> Tugas yang Dikerjakan:
A) Ketik ulang dengan persis bagian teks tentang mutu pendidikan yang diawali kata-kata yang memuat "Kondisi ini sebenarnya" dan diakhiri dengan "pendidikan yang bermutu.".
B) Menurut Eman Suparman dalam teks tentang mutu pendidikan, sedikitnya berapa faktor yang menyebabkan mutu pendidikan tidak meningkat secara merata?

Kondisi ini sebenarnya sangat disadari oleh pemerintah Indonesia. Berbagai usaha telah dilakukan, antara lain melalui berbagai pelatihan dan peningkatan kualifikasi guru, penyediaan dan perbaikan sarana/prasarana pendidikan, serta peningkatan mutu manajemen sekolah. Namun demikian, berbagai indikator mutu pendidikan belum menunjukkan peningkatan yang merata. Sebagian sekolah, terutama di kota-kota, menunjukkan peningkatan mutu yang cukup menggembirakan,[7] namun mayoritas pendidikan di desa dan pinggiran kota masih masih jauh dari kelayakan standar pendidikan yang bermutu.

Menurut Eman Suparman, sedikitnya ada tiga faktor yang menyebabkan mutu pendidikan tidak mengalami peningkatan secara merata.

Pertama, kebijakan dan penyelenggaraan pendidikan nasional menggunakan pendekatan educational production function yang tidak dilaksanakan secara konsekuen. Pendekatan ini melihat bahwa lembaga pendidikan berfungsi sebagai pusat produksi yang apabila dipilih semua input (masukan) yang diperlukan dalam kegiatan produksi tersebut, maka lembaga ini akan menghasilkan output yang dikehendaki. Dalam kenyataan, mutu pendidikan yang diharapkan tidak terjadi. Karena selama ini dalam menerapkan pendekatan education production function terlalu memusatkan pada input pendidikan dan kurang memperhatikan pada proses pendidikan. Padahal, proses pendidikan sangat menentukan output pendidikan.

Kedua, penyelenggaraan pendidikan dilakukan secara sentralistik, sehingga sekolah sebagai penyelenggara pendidikan sangat tergantung pada keputusan birokrasi, yang kadang-kadang kebijakan yang dikeluarkan tidak sesuai dengan kondisi sekolah setempat. Dengan demikian sekolah kehilangan kemandirian, motivasi, dan inisiatif untuk mengembangkan dan memajukan lembaganya termasuk peningkatan mutu pendidikan sebagai salah satu tujuan pendidikan nasional.

> Data yang Diberikan:
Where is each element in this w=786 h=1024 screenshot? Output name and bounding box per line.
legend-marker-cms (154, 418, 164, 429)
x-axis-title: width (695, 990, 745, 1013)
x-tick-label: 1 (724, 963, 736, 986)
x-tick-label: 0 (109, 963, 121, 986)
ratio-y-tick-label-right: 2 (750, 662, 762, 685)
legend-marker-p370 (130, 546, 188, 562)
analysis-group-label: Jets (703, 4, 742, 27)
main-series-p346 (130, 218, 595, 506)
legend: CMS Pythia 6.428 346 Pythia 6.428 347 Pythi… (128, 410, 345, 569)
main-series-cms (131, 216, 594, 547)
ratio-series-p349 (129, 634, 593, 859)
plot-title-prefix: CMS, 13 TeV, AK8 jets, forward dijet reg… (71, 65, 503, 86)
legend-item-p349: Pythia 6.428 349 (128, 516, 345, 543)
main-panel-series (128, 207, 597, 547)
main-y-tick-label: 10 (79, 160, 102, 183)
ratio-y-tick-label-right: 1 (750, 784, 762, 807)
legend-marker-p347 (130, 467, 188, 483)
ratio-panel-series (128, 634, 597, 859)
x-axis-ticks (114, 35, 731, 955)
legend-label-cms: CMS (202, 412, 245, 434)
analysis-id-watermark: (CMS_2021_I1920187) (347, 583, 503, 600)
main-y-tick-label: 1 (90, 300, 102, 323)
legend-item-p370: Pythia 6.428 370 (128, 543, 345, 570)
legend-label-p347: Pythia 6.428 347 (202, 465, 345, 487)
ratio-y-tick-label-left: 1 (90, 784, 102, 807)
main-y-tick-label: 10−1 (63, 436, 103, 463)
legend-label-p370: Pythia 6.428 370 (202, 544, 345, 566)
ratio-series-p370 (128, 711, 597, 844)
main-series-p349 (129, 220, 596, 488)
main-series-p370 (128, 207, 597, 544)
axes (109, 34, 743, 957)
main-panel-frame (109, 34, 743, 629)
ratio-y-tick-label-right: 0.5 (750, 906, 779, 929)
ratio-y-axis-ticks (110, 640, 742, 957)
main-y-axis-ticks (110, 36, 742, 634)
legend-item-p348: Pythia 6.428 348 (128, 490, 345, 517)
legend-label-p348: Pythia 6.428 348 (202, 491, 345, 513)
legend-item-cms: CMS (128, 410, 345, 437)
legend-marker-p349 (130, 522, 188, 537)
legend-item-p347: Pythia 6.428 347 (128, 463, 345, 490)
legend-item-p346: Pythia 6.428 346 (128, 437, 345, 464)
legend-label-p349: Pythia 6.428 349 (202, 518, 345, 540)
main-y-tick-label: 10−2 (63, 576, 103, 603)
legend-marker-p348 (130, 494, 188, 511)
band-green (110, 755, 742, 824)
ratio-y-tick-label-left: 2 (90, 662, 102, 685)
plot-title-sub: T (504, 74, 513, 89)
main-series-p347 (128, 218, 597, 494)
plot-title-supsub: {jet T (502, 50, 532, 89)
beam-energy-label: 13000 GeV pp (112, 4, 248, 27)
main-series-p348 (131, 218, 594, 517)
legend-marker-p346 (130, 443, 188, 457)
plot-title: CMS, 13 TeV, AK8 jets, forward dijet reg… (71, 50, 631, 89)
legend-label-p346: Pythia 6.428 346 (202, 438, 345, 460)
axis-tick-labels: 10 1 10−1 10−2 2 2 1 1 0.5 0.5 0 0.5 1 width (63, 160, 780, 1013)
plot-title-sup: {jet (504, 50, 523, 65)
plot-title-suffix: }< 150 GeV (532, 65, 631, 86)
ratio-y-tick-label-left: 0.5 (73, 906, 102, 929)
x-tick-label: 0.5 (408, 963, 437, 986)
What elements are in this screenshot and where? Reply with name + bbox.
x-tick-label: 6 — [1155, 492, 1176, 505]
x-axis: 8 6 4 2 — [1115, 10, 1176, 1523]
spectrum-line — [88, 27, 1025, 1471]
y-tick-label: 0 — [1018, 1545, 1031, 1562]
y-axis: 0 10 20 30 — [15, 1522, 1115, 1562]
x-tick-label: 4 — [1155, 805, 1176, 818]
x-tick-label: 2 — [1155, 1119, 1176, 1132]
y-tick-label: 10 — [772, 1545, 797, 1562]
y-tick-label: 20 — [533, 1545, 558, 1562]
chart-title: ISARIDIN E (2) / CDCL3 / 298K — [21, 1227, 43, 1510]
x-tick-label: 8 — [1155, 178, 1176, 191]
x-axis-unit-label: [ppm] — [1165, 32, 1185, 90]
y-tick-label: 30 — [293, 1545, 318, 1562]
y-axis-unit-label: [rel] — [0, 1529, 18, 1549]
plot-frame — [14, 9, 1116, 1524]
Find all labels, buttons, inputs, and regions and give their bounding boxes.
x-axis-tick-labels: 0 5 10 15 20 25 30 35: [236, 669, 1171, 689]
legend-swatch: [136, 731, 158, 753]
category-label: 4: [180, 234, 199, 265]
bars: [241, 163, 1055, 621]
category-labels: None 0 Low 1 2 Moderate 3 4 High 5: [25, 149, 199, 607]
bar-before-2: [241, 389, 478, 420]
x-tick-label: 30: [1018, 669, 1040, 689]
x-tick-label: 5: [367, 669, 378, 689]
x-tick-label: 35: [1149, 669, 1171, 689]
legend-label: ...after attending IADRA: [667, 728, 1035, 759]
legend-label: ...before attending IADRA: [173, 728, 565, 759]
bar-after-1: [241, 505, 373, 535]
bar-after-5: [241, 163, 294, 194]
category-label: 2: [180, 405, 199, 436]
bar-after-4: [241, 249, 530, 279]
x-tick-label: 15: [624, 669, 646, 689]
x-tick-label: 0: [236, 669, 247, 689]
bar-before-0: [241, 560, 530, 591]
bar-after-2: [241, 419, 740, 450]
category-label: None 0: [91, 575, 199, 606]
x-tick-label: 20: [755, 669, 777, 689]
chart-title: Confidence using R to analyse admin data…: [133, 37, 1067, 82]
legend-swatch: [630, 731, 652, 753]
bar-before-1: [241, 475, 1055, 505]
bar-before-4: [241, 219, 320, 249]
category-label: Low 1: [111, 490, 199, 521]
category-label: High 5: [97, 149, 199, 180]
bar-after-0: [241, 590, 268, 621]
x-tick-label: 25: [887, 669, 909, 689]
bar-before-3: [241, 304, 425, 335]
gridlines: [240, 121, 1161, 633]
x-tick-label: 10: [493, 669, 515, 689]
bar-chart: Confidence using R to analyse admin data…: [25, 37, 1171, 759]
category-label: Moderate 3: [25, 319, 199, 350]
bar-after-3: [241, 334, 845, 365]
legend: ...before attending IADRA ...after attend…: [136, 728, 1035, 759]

> Pembahasan Soal:
A)
Kondisi ini sebenarnya sangat disadari oleh pemerintah Indonesia. Berbagai usaha telah dilakukan, antara lain melalui berbagai pelatihan dan peningkatan kualifikasi guru, penyediaan dan perbaikan sarana/prasarana pendidikan, serta peningkatan mutu manajemen sekolah. Namun demikian, berbagai indikator mutu pendidikan belum menunjukkan peningkatan yang merata. Sebagian sekolah, terutama di kota-kota, menunjukkan peningkatan mutu yang cukup menggembirakan,[7] namun mayoritas pendidikan di desa dan pinggiran kota masih masih jauh dari kelayakan standar pendidikan yang bermutu.

B) Sedikitnya ada tiga faktor.